• _Given problem_: Below are some records; repeat them all exactly, minus the pictures.

↓

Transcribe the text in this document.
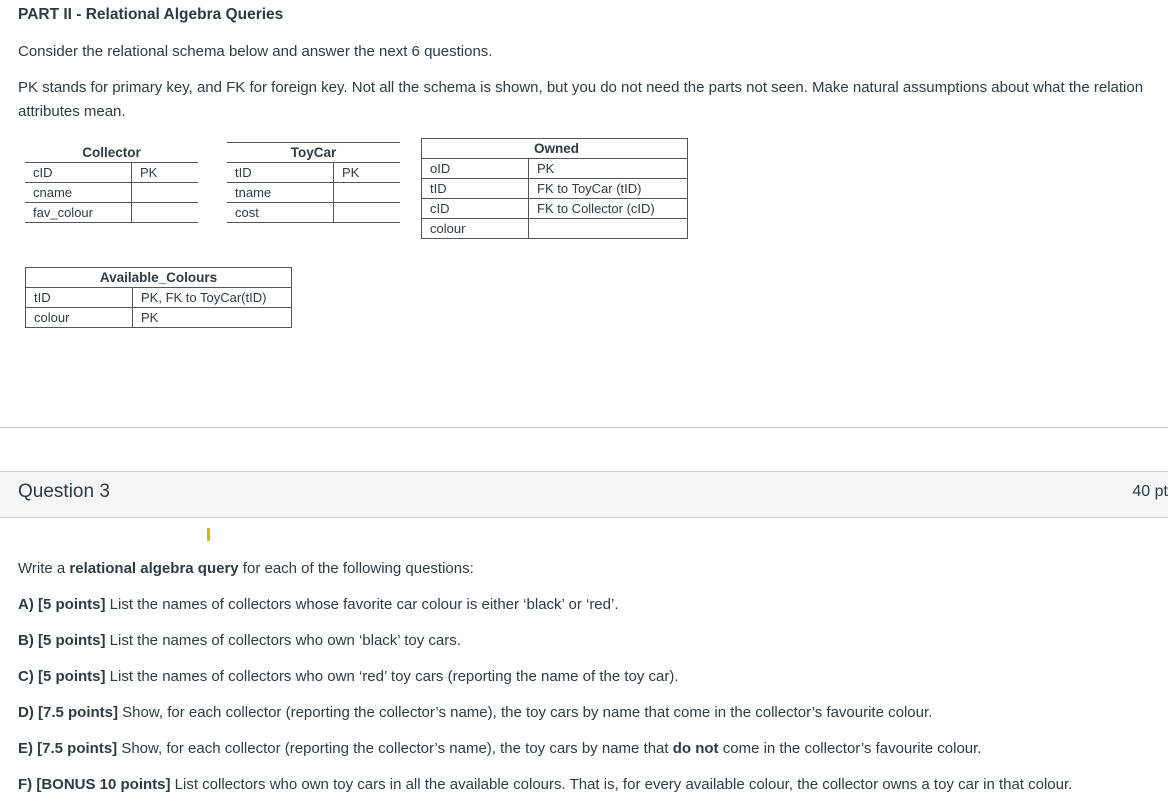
PART II - Relational Algebra Queries
Consider the relational schema below and answer the next 6 questions.
PK stands for primary key, and FK for foreign key. Not all the schema is shown, but you do not need the parts not seen. Make natural assumptions about what the relation attributes mean.
Collector	
cID	PK
cname	
fav_colour	
ToyCar	
tID	PK
tname	
cost	
Owned	
oID	PK
tID	FK to ToyCar (tID)
cID	FK to Collector (cID)
colour	
Available_Colours	
tID	PK, FK to ToyCar(tID)
colour	PK
Question 3	40 pt
Write a relational algebra query for each of the following questions:
A) [5 points] List the names of collectors whose favorite car colour is either ‘black’ or ‘red’.
B) [5 points] List the names of collectors who own ‘black’ toy cars.
C) [5 points] List the names of collectors who own ‘red’ toy cars (reporting the name of the toy car).
D) [7.5 points] Show, for each collector (reporting the collector’s name), the toy cars by name that come in the collector’s favourite colour.
E) [7.5 points] Show, for each collector (reporting the collector’s name), the toy cars by name that do not come in the collector’s favourite colour.
F) [BONUS 10 points] List collectors who own toy cars in all the available colours. That is, for every available colour, the collector owns a toy car in that colour.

↑

• _Answer to the exercise_:
Transcribe the text in this document.
PART II - Relational Algebra Queries
Consider the relational schema below and answer the next 6 questions.
PK stands for primary key, and FK for foreign key. Not all the schema is shown, but you do not need the parts not seen. Make natural assumptions about what the relation attributes mean.
Collector	
cID	PK
cname	
fav_colour	
ToyCar	
tID	PK
tname	
cost	
Owned	
oID	PK
tID	FK to ToyCar (tID)
cID	FK to Collector (cID)
colour	
Available_Colours	
tID	PK, FK to ToyCar(tID)
colour	PK
Question 3	40 pt
Write a relational algebra query for each of the following questions:
A) [5 points] List the names of collectors whose favorite car colour is either ‘black’ or ‘red’.
B) [5 points] List the names of collectors who own ‘black’ toy cars.
C) [5 points] List the names of collectors who own ‘red’ toy cars (reporting the name of the toy car).
D) [7.5 points] Show, for each collector (reporting the collector’s name), the toy cars by name that come in the collector’s favourite colour.
E) [7.5 points] Show, for each collector (reporting the collector’s name), the toy cars by name that do not come in the collector’s favourite colour.
F) [BONUS 10 points] List collectors who own toy cars in all the available colours. That is, for every available colour, the collector owns a toy car in that colour.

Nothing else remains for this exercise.